• Exercise directions
Working from the material below, print the lines from the line holding "Transcribe this image's" through its final line, inclusive, exactly and with nothing else; pictures are excluded.

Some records
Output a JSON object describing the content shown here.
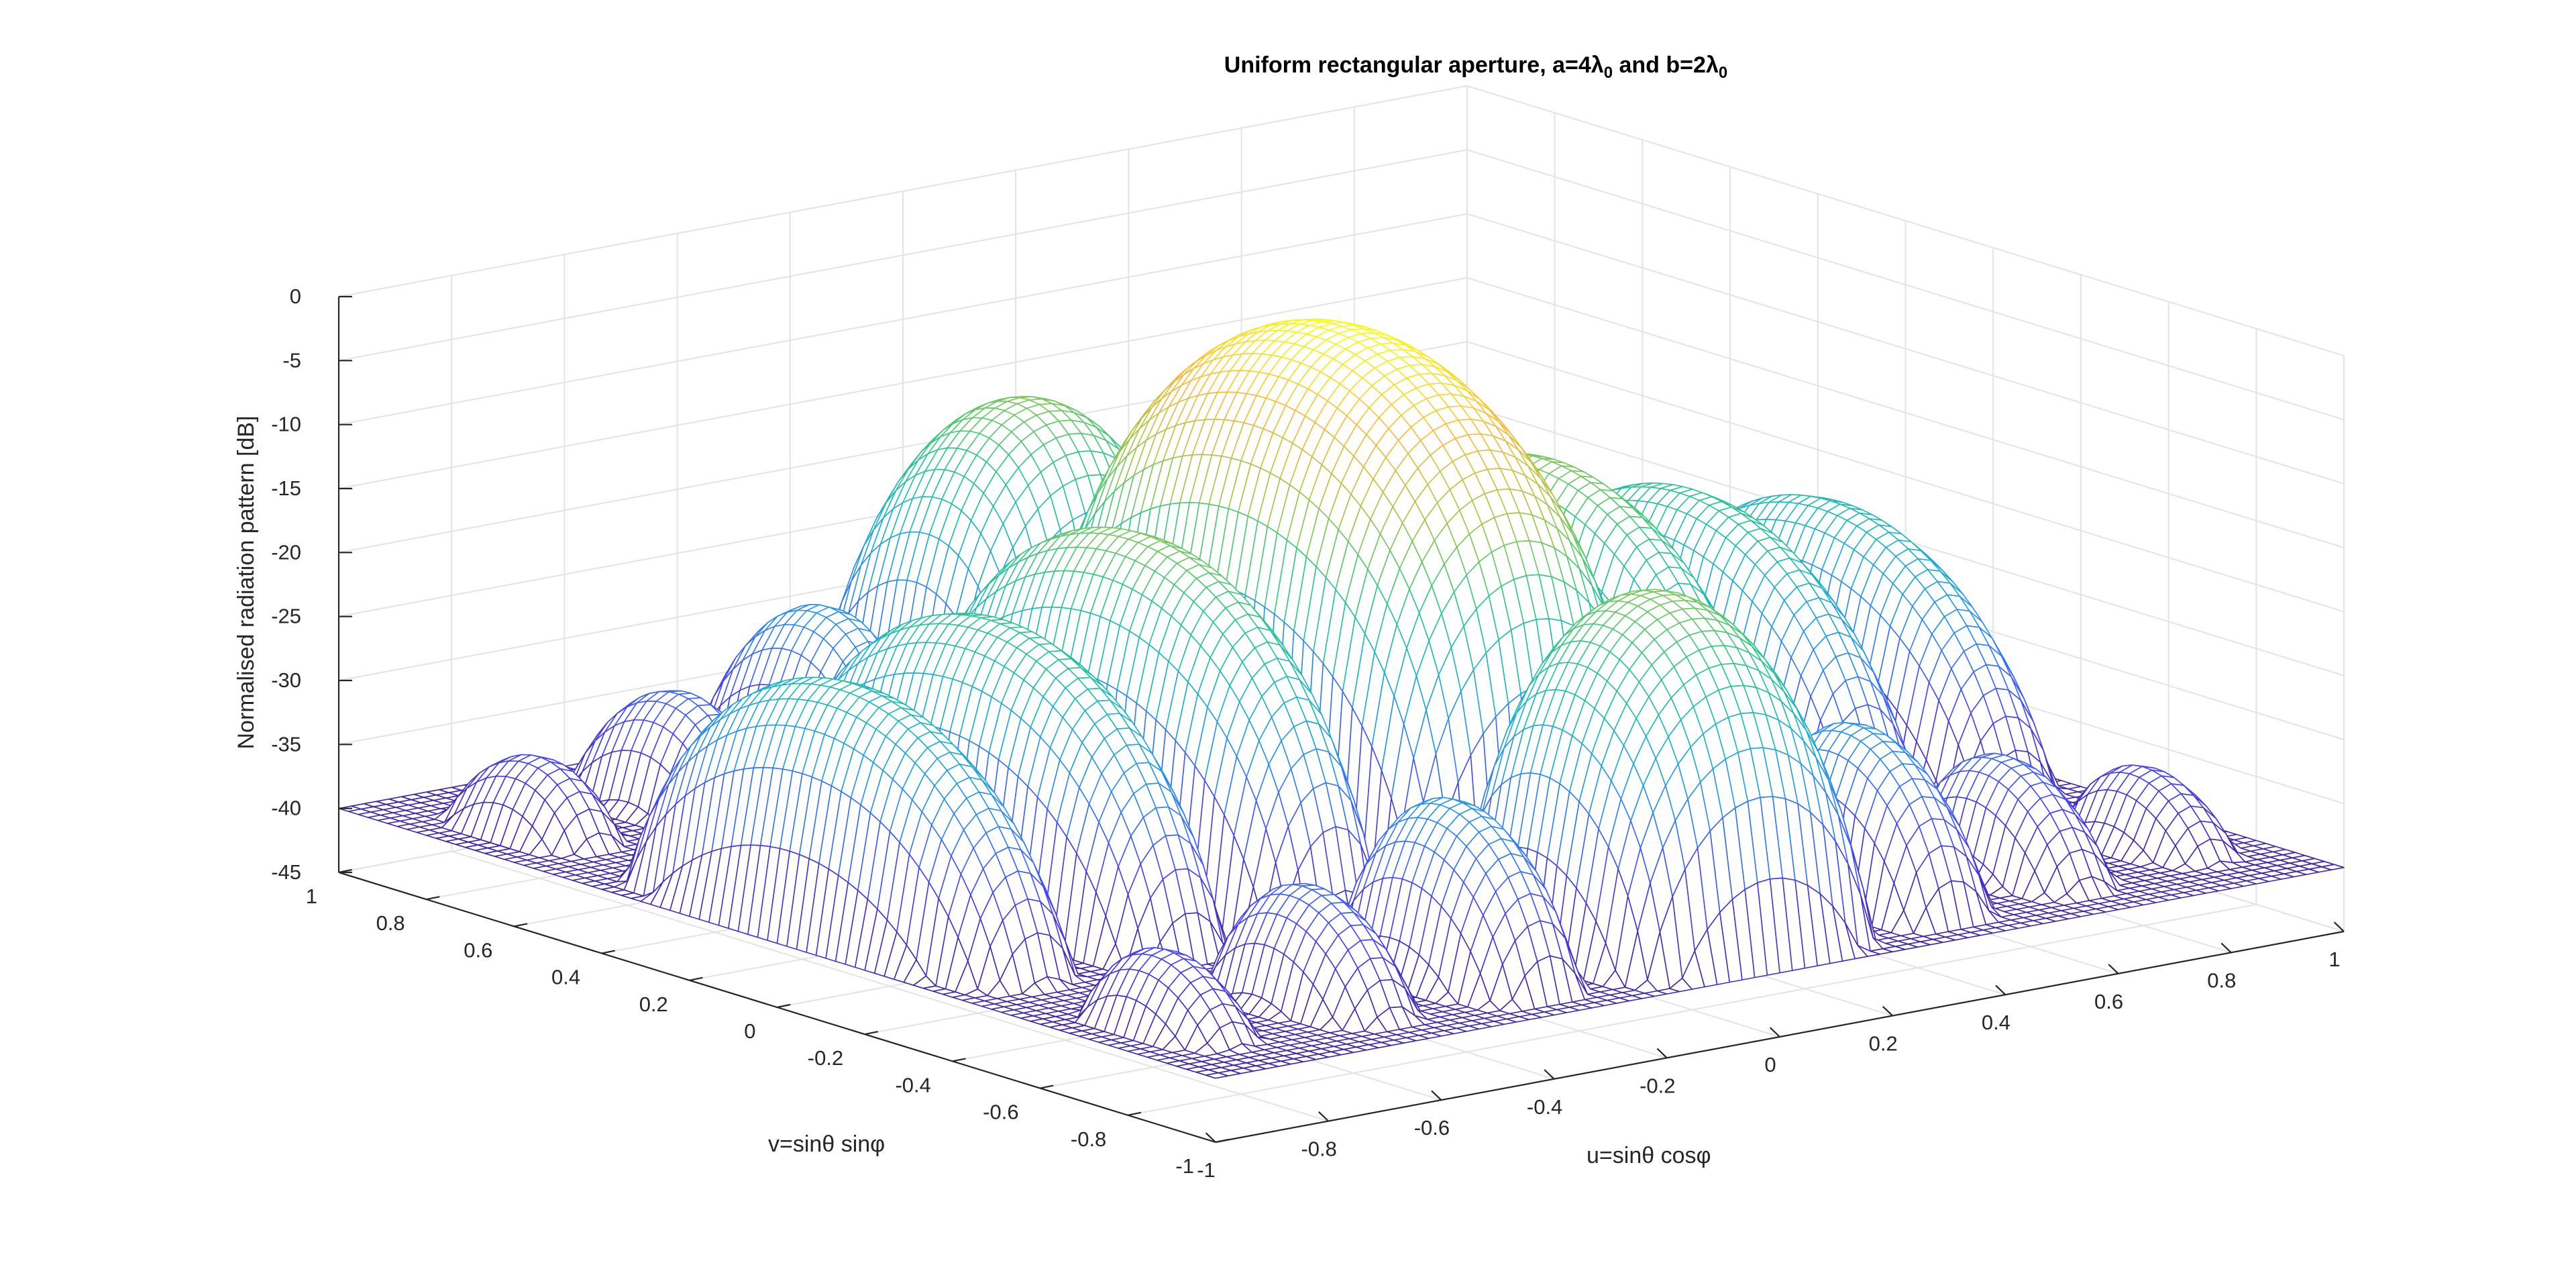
{
  "chart_data": {
    "type": "surface",
    "title": {
      "prefix": "Uniform rectangular aperture, a=4",
      "lambda": "λ",
      "sub1": "0",
      "mid": " and b=2",
      "sub2": "0"
    },
    "zlabel": "Normalised radiation pattern [dB]",
    "xlabel": {
      "prefix": "u=sin",
      "theta": "θ",
      "mid": " cos",
      "phi": "φ"
    },
    "ylabel": {
      "prefix": "v=sin",
      "theta": "θ",
      "mid": " sin",
      "phi": "φ"
    },
    "x_ticks": [
      "-1",
      "-0.8",
      "-0.6",
      "-0.4",
      "-0.2",
      "0",
      "0.2",
      "0.4",
      "0.6",
      "0.8",
      "1"
    ],
    "y_ticks": [
      "-1",
      "-0.8",
      "-0.6",
      "-0.4",
      "-0.2",
      "0",
      "0.2",
      "0.4",
      "0.6",
      "0.8",
      "1"
    ],
    "z_ticks": [
      "-45",
      "-40",
      "-35",
      "-30",
      "-25",
      "-20",
      "-15",
      "-10",
      "-5",
      "0"
    ],
    "xlim": [
      -1,
      1
    ],
    "ylim": [
      -1,
      1
    ],
    "zlim": [
      -45,
      0
    ],
    "aperture_a_wavelengths": 4,
    "aperture_b_wavelengths": 2,
    "floor_db": -40,
    "colormap": [
      "#3e26a8",
      "#4743f8",
      "#2e87f7",
      "#1bb5c8",
      "#31c883",
      "#a1c64a",
      "#f8ba3d",
      "#f9fb15"
    ],
    "grid": true
  }
}
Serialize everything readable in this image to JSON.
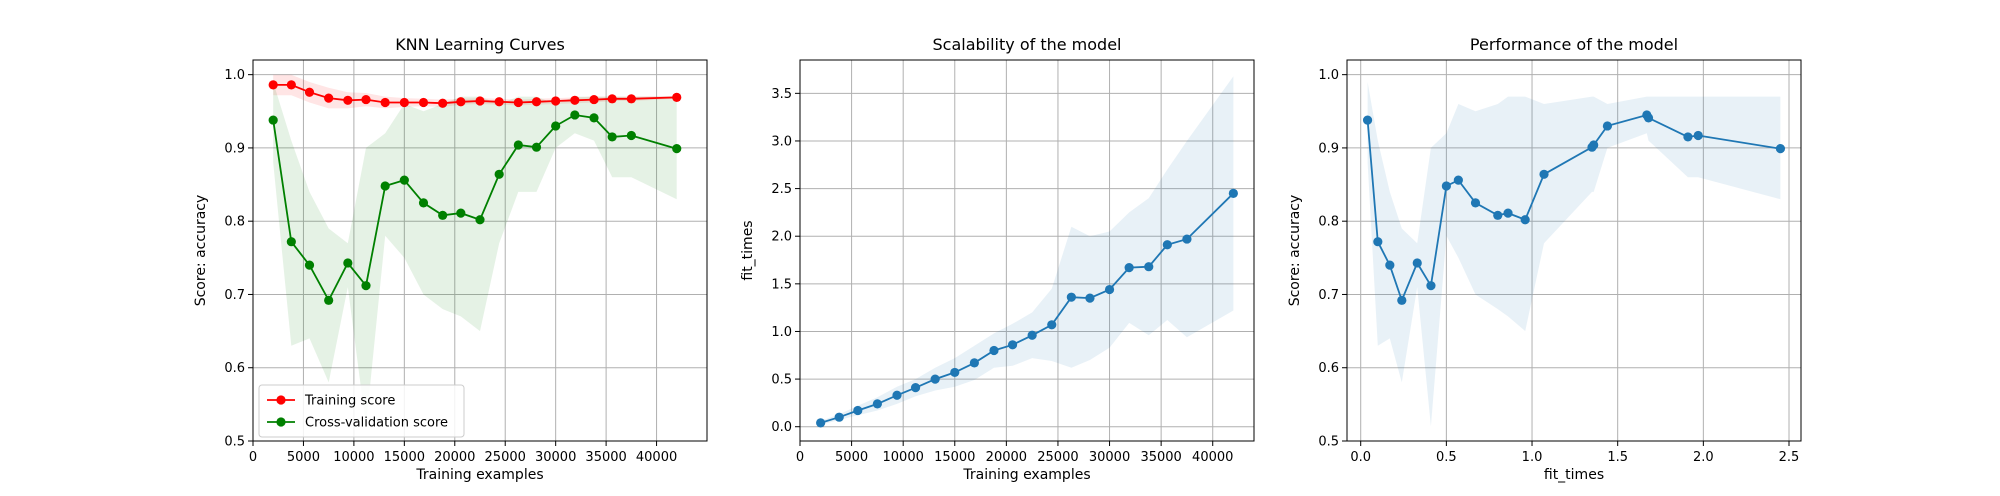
{
  "chart_data": [
    {
      "type": "line",
      "title": "KNN Learning Curves",
      "xlabel": "Training examples",
      "ylabel": "Score: accuracy",
      "xlim": [
        0,
        45000
      ],
      "ylim": [
        0.5,
        1.02
      ],
      "xticks": [
        0,
        5000,
        10000,
        15000,
        20000,
        25000,
        30000,
        35000,
        40000
      ],
      "yticks": [
        0.5,
        0.6,
        0.7,
        0.8,
        0.9,
        1.0
      ],
      "grid": true,
      "legend_position": "lower-left",
      "x": [
        2000,
        3800,
        5600,
        7500,
        9400,
        11200,
        13100,
        15000,
        16900,
        18800,
        20600,
        22500,
        24400,
        26300,
        28100,
        30000,
        31900,
        33800,
        35600,
        37500,
        42000
      ],
      "series": [
        {
          "name": "Training score",
          "color": "#ff0000",
          "values": [
            0.986,
            0.986,
            0.976,
            0.968,
            0.965,
            0.966,
            0.962,
            0.962,
            0.962,
            0.961,
            0.963,
            0.964,
            0.963,
            0.962,
            0.963,
            0.964,
            0.965,
            0.966,
            0.967,
            0.967,
            0.969
          ],
          "band_upper": [
            1.0,
            1.0,
            0.99,
            0.982,
            0.976,
            0.975,
            0.97,
            0.968,
            0.967,
            0.966,
            0.967,
            0.968,
            0.967,
            0.966,
            0.967,
            0.968,
            0.969,
            0.97,
            0.97,
            0.97,
            0.971
          ],
          "band_lower": [
            0.972,
            0.972,
            0.962,
            0.954,
            0.954,
            0.957,
            0.954,
            0.956,
            0.957,
            0.956,
            0.959,
            0.96,
            0.959,
            0.958,
            0.959,
            0.96,
            0.961,
            0.962,
            0.964,
            0.964,
            0.967
          ]
        },
        {
          "name": "Cross-validation score",
          "color": "#008000",
          "values": [
            0.938,
            0.772,
            0.74,
            0.692,
            0.743,
            0.712,
            0.848,
            0.856,
            0.825,
            0.808,
            0.811,
            0.802,
            0.864,
            0.904,
            0.901,
            0.93,
            0.945,
            0.941,
            0.915,
            0.917,
            0.899
          ],
          "band_upper": [
            0.99,
            0.91,
            0.84,
            0.79,
            0.77,
            0.9,
            0.92,
            0.96,
            0.95,
            0.96,
            0.97,
            0.97,
            0.96,
            0.97,
            0.97,
            0.96,
            0.97,
            0.97,
            0.97,
            0.97,
            0.97
          ],
          "band_lower": [
            0.88,
            0.63,
            0.64,
            0.58,
            0.71,
            0.52,
            0.78,
            0.75,
            0.7,
            0.68,
            0.67,
            0.65,
            0.77,
            0.84,
            0.84,
            0.9,
            0.92,
            0.91,
            0.86,
            0.86,
            0.83
          ]
        }
      ]
    },
    {
      "type": "line",
      "title": "Scalability of the model",
      "xlabel": "Training examples",
      "ylabel": "fit_times",
      "xlim": [
        0,
        44000
      ],
      "ylim": [
        -0.15,
        3.85
      ],
      "xticks": [
        0,
        5000,
        10000,
        15000,
        20000,
        25000,
        30000,
        35000,
        40000
      ],
      "yticks": [
        0.0,
        0.5,
        1.0,
        1.5,
        2.0,
        2.5,
        3.0,
        3.5
      ],
      "grid": true,
      "x": [
        2000,
        3800,
        5600,
        7500,
        9400,
        11200,
        13100,
        15000,
        16900,
        18800,
        20600,
        22500,
        24400,
        26300,
        28100,
        30000,
        31900,
        33800,
        35600,
        37500,
        42000
      ],
      "series": [
        {
          "color": "#1f77b4",
          "values": [
            0.04,
            0.1,
            0.17,
            0.24,
            0.33,
            0.41,
            0.5,
            0.57,
            0.67,
            0.8,
            0.86,
            0.96,
            1.07,
            1.36,
            1.35,
            1.44,
            1.67,
            1.68,
            1.91,
            1.97,
            2.45
          ],
          "band_upper": [
            0.06,
            0.13,
            0.22,
            0.31,
            0.42,
            0.5,
            0.62,
            0.72,
            0.85,
            0.98,
            1.08,
            1.2,
            1.45,
            2.1,
            2.0,
            2.05,
            2.25,
            2.4,
            2.7,
            3.0,
            3.68
          ],
          "band_lower": [
            0.02,
            0.07,
            0.12,
            0.17,
            0.24,
            0.32,
            0.38,
            0.42,
            0.49,
            0.62,
            0.64,
            0.72,
            0.69,
            0.62,
            0.7,
            0.83,
            1.09,
            0.96,
            1.12,
            0.94,
            1.22
          ]
        }
      ]
    },
    {
      "type": "line",
      "title": "Performance of the model",
      "xlabel": "fit_times",
      "ylabel": "Score: accuracy",
      "xlim": [
        -0.08,
        2.57
      ],
      "ylim": [
        0.5,
        1.02
      ],
      "xticks": [
        0.0,
        0.5,
        1.0,
        1.5,
        2.0,
        2.5
      ],
      "yticks": [
        0.5,
        0.6,
        0.7,
        0.8,
        0.9,
        1.0
      ],
      "grid": true,
      "x": [
        0.04,
        0.1,
        0.17,
        0.24,
        0.33,
        0.41,
        0.5,
        0.57,
        0.67,
        0.8,
        0.86,
        0.96,
        1.07,
        1.35,
        1.36,
        1.44,
        1.67,
        1.68,
        1.91,
        1.97,
        2.45
      ],
      "series": [
        {
          "color": "#1f77b4",
          "values": [
            0.938,
            0.772,
            0.74,
            0.692,
            0.743,
            0.712,
            0.848,
            0.856,
            0.825,
            0.808,
            0.811,
            0.802,
            0.864,
            0.901,
            0.904,
            0.93,
            0.945,
            0.941,
            0.915,
            0.917,
            0.899
          ],
          "band_upper": [
            0.99,
            0.91,
            0.84,
            0.79,
            0.77,
            0.9,
            0.92,
            0.96,
            0.95,
            0.96,
            0.97,
            0.97,
            0.96,
            0.97,
            0.97,
            0.96,
            0.97,
            0.97,
            0.97,
            0.97,
            0.97
          ],
          "band_lower": [
            0.88,
            0.63,
            0.64,
            0.58,
            0.71,
            0.52,
            0.78,
            0.75,
            0.7,
            0.68,
            0.67,
            0.65,
            0.77,
            0.84,
            0.84,
            0.9,
            0.92,
            0.91,
            0.86,
            0.86,
            0.83
          ]
        }
      ]
    }
  ]
}
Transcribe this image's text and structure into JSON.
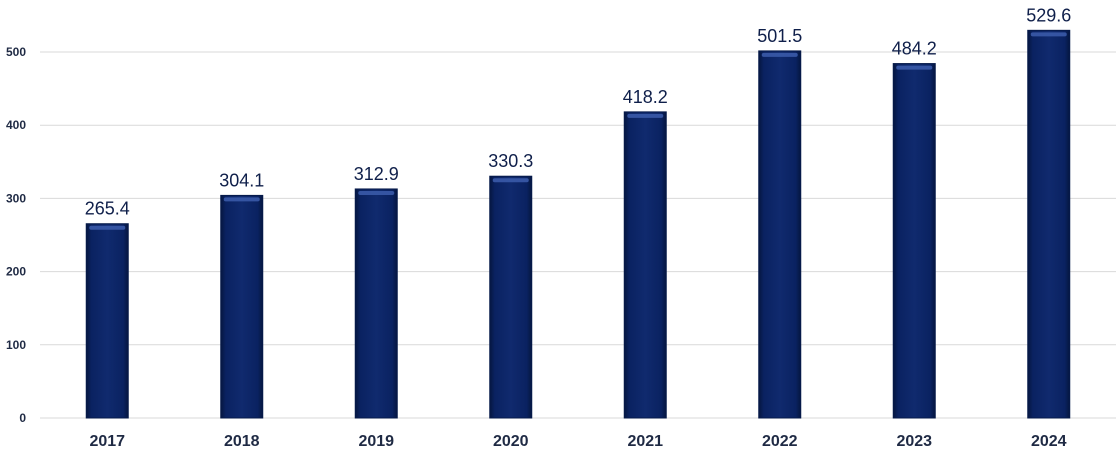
{
  "chart_data": {
    "type": "bar",
    "categories": [
      "2017",
      "2018",
      "2019",
      "2020",
      "2021",
      "2022",
      "2023",
      "2024"
    ],
    "values": [
      265.4,
      304.1,
      312.9,
      330.3,
      418.2,
      501.5,
      484.2,
      529.6
    ],
    "data_labels": [
      "265.4",
      "304.1",
      "312.9",
      "330.3",
      "418.2",
      "501.5",
      "484.2",
      "529.6"
    ],
    "y_ticks": [
      0,
      100,
      200,
      300,
      400,
      500
    ],
    "ylim": [
      0,
      540
    ],
    "grid": true,
    "legend": "none",
    "bar_color": "#0a2261",
    "bar_highlight": "#3a5aa8"
  }
}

• Result of the task
Transcribe this image's text and structure into JSON.
{
  "chart_data": {
    "type": "bar",
    "categories": [
      "2017",
      "2018",
      "2019",
      "2020",
      "2021",
      "2022",
      "2023",
      "2024"
    ],
    "values": [
      265.4,
      304.1,
      312.9,
      330.3,
      418.2,
      501.5,
      484.2,
      529.6
    ],
    "data_labels": [
      "265.4",
      "304.1",
      "312.9",
      "330.3",
      "418.2",
      "501.5",
      "484.2",
      "529.6"
    ],
    "y_ticks": [
      0,
      100,
      200,
      300,
      400,
      500
    ],
    "ylim": [
      0,
      540
    ],
    "grid": true,
    "legend": "none",
    "bar_color": "#0a2261",
    "bar_highlight": "#3a5aa8"
  }
}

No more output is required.